(Collection entries)
+ + + +
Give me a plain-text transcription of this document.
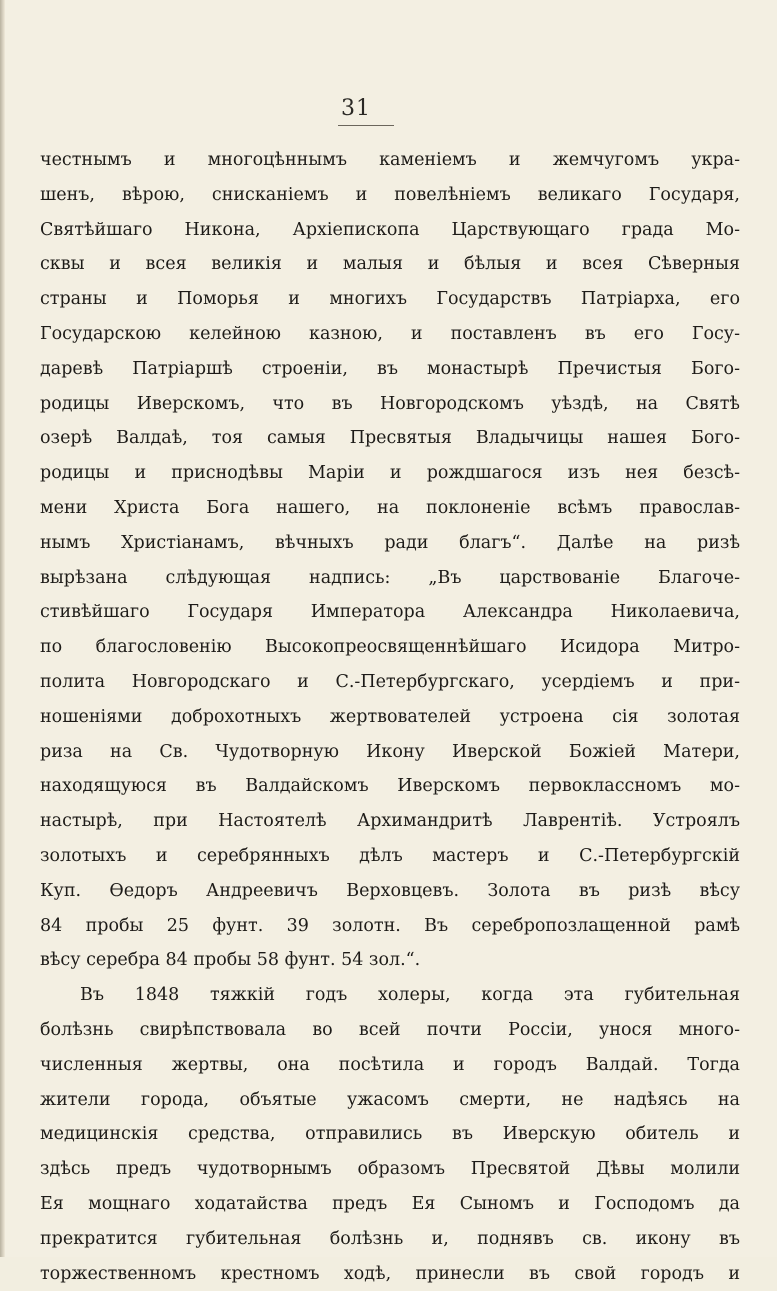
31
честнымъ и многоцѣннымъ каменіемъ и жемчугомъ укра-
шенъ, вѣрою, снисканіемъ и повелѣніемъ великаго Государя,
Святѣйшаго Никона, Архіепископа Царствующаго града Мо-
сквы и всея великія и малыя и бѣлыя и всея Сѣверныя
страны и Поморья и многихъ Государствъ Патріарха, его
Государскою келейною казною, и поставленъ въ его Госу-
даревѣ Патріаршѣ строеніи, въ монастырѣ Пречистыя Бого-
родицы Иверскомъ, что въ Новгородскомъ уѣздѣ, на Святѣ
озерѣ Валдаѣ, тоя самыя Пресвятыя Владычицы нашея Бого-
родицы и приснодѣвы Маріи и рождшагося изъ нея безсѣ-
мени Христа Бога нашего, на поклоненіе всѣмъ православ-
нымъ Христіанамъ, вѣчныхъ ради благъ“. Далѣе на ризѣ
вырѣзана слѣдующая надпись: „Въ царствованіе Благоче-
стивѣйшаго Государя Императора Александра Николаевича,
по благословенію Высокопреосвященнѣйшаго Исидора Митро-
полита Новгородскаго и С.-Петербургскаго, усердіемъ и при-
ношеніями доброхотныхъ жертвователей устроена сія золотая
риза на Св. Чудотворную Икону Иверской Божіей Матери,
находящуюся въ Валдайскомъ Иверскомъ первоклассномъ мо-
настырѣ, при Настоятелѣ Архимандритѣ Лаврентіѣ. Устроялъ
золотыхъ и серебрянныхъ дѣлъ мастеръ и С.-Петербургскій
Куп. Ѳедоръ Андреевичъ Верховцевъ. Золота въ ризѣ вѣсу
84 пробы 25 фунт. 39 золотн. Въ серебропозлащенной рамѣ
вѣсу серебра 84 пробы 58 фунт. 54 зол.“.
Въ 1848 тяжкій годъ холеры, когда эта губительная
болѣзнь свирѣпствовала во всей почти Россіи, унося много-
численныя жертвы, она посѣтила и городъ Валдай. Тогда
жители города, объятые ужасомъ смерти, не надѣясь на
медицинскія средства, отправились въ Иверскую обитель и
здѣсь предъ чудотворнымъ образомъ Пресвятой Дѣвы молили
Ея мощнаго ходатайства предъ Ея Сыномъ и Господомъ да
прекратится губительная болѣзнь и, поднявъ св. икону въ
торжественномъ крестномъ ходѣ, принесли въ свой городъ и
+ + + +
* Task to carry out: State how many lines in the records above contain the word "вѣсу", giving only the number.

* Answer to the problem: 2